=== Extracted records ===
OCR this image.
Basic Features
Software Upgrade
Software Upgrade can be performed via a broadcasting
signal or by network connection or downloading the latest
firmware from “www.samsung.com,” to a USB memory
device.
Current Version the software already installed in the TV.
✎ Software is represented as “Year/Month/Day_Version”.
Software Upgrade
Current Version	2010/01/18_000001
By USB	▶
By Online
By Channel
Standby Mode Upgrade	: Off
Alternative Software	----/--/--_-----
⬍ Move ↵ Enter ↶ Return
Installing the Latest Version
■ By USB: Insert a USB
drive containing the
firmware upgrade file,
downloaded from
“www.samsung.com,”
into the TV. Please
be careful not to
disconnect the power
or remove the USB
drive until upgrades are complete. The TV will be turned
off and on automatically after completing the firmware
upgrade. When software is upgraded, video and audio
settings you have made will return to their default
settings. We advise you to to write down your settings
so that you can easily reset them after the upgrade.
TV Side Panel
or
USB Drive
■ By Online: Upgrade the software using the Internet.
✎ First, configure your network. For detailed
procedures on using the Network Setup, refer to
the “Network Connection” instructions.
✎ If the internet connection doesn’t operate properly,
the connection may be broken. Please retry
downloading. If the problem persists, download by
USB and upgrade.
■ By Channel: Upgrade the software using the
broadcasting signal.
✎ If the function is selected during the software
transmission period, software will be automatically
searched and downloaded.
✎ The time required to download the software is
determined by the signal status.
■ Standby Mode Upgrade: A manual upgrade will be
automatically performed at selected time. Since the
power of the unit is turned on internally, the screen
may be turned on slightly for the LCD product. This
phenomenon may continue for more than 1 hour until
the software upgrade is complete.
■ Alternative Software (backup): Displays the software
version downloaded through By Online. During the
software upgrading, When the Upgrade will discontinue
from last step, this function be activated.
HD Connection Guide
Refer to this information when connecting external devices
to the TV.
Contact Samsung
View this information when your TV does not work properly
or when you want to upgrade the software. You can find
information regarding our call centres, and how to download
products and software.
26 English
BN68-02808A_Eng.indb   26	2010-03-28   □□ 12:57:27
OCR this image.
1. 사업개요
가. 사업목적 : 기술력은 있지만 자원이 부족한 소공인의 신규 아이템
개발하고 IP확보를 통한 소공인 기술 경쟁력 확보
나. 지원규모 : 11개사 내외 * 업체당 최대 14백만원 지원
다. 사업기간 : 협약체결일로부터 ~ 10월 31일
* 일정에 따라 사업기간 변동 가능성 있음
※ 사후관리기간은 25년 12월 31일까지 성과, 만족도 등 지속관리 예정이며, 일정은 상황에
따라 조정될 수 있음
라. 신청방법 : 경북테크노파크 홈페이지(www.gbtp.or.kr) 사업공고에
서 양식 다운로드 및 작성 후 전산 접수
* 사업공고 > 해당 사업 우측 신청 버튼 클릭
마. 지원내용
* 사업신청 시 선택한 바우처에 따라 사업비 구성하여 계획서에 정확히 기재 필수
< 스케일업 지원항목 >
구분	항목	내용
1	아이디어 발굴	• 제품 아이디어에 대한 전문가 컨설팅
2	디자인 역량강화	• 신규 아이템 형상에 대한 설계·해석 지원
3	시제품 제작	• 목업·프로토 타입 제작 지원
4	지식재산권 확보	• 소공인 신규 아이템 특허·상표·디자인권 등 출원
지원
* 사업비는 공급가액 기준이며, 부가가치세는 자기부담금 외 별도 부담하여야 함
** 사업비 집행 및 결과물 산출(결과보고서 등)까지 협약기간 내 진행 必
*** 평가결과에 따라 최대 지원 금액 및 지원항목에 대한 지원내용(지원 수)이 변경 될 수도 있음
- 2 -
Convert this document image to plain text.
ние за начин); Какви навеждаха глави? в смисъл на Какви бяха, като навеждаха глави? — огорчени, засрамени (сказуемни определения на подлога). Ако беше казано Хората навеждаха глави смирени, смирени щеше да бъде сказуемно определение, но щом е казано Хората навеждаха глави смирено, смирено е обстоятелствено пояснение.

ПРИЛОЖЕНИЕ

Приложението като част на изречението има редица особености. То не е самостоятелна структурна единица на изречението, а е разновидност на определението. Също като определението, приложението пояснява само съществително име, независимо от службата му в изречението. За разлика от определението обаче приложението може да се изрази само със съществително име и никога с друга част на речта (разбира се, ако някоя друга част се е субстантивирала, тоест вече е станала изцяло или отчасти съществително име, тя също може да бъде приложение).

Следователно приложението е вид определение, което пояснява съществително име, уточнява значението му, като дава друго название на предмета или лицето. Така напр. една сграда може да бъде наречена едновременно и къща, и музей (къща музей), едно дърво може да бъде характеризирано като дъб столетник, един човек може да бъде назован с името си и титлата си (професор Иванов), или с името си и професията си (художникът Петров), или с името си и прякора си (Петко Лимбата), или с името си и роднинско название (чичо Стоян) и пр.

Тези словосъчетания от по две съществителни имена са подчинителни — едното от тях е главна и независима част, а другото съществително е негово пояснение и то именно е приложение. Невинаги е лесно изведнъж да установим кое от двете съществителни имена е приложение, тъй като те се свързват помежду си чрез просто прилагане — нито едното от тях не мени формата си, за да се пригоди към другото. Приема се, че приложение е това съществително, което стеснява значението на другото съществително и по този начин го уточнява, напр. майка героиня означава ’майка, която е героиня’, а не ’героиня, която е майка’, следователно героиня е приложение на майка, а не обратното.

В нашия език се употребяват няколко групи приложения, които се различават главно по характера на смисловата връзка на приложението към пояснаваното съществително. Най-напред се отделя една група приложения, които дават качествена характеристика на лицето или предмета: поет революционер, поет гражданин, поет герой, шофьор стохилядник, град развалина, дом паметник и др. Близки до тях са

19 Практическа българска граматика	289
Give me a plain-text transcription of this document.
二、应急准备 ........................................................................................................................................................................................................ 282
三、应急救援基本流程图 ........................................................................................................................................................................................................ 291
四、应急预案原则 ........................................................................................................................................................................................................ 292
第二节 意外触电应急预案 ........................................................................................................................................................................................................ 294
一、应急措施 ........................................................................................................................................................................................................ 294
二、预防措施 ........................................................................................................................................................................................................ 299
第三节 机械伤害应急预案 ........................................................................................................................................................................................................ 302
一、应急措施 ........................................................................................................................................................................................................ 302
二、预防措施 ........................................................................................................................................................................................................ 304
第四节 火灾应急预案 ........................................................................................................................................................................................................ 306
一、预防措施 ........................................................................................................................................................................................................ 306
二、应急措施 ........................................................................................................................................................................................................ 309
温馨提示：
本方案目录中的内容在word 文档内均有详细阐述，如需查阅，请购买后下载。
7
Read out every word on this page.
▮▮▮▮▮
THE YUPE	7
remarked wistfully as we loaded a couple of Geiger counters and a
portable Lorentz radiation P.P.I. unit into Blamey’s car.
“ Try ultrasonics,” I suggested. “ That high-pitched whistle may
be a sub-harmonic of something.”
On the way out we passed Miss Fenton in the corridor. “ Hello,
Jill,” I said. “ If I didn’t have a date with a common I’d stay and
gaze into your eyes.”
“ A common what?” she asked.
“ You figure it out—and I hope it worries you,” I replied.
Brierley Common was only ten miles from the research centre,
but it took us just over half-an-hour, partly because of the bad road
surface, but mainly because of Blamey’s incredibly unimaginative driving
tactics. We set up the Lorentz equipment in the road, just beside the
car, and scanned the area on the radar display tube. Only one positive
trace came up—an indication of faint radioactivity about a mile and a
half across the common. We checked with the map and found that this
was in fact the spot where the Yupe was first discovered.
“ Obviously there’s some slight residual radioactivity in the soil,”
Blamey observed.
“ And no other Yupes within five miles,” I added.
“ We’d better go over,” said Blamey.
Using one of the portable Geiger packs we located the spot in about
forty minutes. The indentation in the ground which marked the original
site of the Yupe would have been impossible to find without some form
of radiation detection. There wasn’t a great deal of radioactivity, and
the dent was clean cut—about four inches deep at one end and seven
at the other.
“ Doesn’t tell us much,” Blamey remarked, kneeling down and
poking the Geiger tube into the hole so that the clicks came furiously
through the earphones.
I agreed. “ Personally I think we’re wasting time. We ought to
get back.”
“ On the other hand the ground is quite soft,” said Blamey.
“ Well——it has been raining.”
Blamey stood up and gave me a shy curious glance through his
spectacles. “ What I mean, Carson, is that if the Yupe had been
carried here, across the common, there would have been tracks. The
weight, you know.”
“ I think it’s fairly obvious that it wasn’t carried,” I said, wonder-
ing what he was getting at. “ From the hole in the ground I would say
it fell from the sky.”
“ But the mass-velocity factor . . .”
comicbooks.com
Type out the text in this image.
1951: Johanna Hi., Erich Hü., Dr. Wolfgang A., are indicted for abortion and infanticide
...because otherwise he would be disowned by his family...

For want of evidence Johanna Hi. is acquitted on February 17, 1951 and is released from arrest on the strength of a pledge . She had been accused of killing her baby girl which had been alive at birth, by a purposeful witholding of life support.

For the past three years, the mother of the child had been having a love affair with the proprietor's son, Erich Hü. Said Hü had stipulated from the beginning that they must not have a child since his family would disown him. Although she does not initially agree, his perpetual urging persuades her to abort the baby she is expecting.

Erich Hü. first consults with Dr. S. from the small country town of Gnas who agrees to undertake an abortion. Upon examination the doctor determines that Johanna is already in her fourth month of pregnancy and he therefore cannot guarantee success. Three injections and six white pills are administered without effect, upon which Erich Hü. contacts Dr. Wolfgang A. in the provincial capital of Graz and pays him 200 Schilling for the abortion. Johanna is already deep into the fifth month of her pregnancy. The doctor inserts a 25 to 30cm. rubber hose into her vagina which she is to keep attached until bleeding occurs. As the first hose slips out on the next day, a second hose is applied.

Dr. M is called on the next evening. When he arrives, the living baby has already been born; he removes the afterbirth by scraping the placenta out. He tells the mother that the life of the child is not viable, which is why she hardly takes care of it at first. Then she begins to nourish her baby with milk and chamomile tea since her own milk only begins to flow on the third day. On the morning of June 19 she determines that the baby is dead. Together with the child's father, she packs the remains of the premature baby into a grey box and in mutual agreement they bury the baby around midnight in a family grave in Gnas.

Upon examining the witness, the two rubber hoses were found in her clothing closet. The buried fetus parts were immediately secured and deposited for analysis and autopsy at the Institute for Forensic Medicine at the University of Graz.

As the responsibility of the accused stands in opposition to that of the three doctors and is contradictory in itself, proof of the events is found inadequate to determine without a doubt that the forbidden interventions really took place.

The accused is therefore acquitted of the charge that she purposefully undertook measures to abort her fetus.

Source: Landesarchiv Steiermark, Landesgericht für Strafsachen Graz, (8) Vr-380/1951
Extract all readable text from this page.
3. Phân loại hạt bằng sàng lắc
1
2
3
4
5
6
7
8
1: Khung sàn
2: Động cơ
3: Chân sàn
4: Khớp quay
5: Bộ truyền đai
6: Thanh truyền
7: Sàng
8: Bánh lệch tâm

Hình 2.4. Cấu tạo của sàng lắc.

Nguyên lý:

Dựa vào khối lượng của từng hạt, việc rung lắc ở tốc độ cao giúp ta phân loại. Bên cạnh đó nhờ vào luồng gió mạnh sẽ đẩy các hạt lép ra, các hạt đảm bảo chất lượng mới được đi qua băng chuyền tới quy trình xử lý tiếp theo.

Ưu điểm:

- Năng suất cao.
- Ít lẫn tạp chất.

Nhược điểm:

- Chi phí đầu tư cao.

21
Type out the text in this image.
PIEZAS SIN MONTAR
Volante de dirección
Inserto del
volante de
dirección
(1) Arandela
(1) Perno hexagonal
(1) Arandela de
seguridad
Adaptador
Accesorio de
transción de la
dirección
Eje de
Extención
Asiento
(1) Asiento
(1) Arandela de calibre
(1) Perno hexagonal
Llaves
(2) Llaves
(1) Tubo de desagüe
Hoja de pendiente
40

=== WHAT IS EXPECTED ===
Give back only a number, the number of lines where the string "found" occurs.

=== CORRECT ANSWER ===
3